Stored entries

-- Begin --

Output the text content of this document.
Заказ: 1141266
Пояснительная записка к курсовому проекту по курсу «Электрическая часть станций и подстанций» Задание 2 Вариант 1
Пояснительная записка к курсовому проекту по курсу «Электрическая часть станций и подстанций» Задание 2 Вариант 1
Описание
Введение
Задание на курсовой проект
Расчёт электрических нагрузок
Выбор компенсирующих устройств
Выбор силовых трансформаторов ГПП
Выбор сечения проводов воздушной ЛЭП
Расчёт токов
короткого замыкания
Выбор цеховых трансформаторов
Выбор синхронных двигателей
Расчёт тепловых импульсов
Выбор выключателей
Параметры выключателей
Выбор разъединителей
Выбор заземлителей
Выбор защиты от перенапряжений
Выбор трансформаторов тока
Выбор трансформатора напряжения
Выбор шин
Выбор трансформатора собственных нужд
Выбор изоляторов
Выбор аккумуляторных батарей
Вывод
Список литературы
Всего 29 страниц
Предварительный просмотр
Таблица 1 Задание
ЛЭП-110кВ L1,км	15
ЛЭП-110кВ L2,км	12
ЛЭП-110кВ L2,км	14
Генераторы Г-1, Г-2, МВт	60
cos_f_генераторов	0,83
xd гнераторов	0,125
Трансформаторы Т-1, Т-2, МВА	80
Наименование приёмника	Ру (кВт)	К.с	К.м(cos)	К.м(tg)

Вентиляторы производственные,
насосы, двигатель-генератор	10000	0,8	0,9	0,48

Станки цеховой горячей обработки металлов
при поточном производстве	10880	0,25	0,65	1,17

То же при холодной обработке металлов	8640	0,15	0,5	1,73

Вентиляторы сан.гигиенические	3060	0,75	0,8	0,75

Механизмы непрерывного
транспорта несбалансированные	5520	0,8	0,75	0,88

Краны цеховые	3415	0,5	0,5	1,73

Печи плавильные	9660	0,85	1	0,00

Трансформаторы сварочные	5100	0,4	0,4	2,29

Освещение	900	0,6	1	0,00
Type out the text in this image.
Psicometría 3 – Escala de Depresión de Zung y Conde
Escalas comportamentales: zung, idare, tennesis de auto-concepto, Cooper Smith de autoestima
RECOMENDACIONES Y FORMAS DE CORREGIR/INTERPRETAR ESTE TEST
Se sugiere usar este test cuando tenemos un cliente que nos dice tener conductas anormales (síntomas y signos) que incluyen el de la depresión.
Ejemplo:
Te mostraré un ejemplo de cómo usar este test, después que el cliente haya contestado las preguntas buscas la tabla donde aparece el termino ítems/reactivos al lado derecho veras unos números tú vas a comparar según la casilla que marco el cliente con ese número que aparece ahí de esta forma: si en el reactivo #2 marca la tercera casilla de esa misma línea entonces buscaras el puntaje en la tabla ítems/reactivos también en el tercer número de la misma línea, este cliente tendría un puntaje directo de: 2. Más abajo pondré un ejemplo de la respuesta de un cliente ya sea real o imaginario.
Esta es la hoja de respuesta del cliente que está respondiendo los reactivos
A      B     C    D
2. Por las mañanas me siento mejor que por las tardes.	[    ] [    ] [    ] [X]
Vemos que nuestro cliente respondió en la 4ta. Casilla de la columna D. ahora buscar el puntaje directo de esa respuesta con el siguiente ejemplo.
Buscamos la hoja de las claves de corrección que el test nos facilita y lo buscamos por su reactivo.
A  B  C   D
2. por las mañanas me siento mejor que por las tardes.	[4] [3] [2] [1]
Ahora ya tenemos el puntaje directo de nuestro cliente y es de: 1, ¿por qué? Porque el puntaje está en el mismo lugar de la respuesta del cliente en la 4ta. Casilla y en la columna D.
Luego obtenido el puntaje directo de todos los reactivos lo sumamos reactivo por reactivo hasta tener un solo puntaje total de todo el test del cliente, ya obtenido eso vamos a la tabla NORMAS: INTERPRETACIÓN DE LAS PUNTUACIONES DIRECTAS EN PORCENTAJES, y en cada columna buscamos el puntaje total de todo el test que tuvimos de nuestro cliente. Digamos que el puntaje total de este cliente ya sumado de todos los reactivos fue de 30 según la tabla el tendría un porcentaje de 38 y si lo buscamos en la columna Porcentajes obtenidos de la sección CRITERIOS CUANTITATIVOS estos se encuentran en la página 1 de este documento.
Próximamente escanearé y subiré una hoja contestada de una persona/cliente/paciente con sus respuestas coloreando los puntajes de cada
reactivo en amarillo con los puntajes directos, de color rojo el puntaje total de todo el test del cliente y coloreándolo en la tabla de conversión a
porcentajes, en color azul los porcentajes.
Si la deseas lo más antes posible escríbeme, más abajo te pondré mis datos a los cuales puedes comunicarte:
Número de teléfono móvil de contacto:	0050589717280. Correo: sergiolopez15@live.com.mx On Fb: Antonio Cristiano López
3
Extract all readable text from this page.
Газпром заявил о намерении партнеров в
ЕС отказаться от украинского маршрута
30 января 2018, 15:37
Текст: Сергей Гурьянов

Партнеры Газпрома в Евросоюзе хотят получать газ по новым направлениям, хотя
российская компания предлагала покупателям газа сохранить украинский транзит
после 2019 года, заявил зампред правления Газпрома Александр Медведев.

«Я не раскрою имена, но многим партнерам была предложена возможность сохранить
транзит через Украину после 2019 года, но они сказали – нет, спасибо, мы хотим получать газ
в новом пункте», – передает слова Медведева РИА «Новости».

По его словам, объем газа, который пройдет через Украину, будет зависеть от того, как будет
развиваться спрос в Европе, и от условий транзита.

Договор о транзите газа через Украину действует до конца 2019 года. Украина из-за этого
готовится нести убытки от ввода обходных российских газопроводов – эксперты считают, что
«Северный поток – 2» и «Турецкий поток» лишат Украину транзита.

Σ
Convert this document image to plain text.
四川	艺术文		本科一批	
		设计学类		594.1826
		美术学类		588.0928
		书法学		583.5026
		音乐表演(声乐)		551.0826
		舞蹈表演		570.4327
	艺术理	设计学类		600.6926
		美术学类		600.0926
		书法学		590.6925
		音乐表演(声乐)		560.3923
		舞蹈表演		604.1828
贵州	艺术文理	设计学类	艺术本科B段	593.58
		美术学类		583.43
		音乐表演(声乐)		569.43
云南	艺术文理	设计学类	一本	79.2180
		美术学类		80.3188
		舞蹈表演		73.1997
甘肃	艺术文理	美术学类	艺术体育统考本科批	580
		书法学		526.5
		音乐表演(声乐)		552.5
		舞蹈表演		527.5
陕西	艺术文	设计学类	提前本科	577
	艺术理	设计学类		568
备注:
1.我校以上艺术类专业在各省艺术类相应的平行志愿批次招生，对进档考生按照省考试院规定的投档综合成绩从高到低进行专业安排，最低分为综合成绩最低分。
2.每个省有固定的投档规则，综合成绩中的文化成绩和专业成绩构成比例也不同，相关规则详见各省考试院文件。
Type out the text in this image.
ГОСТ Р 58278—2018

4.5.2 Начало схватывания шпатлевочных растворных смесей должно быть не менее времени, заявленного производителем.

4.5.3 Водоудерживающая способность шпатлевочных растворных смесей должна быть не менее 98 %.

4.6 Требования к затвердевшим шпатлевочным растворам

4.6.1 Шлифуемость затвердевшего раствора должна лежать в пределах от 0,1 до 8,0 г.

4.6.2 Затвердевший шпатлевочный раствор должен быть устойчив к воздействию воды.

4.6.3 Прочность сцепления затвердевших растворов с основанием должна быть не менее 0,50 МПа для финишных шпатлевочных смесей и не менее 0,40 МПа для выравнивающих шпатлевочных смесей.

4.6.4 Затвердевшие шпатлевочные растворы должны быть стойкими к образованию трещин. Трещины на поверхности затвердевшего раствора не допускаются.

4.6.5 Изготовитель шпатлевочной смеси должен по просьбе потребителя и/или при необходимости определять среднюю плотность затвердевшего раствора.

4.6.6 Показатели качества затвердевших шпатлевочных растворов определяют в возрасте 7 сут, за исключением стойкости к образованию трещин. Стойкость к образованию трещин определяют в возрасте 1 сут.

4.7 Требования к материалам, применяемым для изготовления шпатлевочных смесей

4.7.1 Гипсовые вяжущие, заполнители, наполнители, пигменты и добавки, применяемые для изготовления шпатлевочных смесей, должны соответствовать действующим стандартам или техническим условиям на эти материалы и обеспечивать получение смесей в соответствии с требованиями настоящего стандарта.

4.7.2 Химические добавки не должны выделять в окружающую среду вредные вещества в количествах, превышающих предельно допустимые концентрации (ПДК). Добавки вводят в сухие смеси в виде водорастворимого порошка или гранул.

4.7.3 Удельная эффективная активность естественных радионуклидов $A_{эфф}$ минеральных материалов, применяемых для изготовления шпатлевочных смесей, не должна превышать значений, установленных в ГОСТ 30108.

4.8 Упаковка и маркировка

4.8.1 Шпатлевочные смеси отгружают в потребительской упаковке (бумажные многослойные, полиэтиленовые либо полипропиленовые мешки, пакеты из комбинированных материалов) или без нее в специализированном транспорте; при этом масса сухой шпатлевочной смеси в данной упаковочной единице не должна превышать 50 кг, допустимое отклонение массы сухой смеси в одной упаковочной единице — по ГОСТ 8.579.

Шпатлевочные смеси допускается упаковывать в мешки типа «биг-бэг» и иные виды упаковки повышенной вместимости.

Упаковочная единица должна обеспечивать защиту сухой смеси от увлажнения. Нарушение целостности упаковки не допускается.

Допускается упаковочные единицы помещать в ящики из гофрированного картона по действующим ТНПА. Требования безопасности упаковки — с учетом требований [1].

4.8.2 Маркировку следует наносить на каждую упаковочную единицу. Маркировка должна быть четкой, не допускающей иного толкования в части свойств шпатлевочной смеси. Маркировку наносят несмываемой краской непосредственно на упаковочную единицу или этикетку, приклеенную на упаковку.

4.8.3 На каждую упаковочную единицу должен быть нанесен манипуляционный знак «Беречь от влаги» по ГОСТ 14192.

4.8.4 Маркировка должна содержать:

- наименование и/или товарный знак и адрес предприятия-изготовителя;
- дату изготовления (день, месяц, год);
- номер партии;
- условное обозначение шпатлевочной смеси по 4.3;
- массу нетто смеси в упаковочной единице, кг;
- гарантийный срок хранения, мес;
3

-- End --

What you have to do | Copy all lines in the listing above where the string "должен" appears.

Response to the exercise |
4.6.2 Затвердевший шпатлевочный раствор должен быть устойчив к воздействию воды.
4.6.5 Изготовитель шпатлевочной смеси должен по просьбе потребителя и/или при необходимости определять среднюю плотность затвердевшего раствора.
4.8.3 На каждую упаковочную единицу должен быть нанесен манипуляционный знак «Беречь от влаги» по ГОСТ 14192.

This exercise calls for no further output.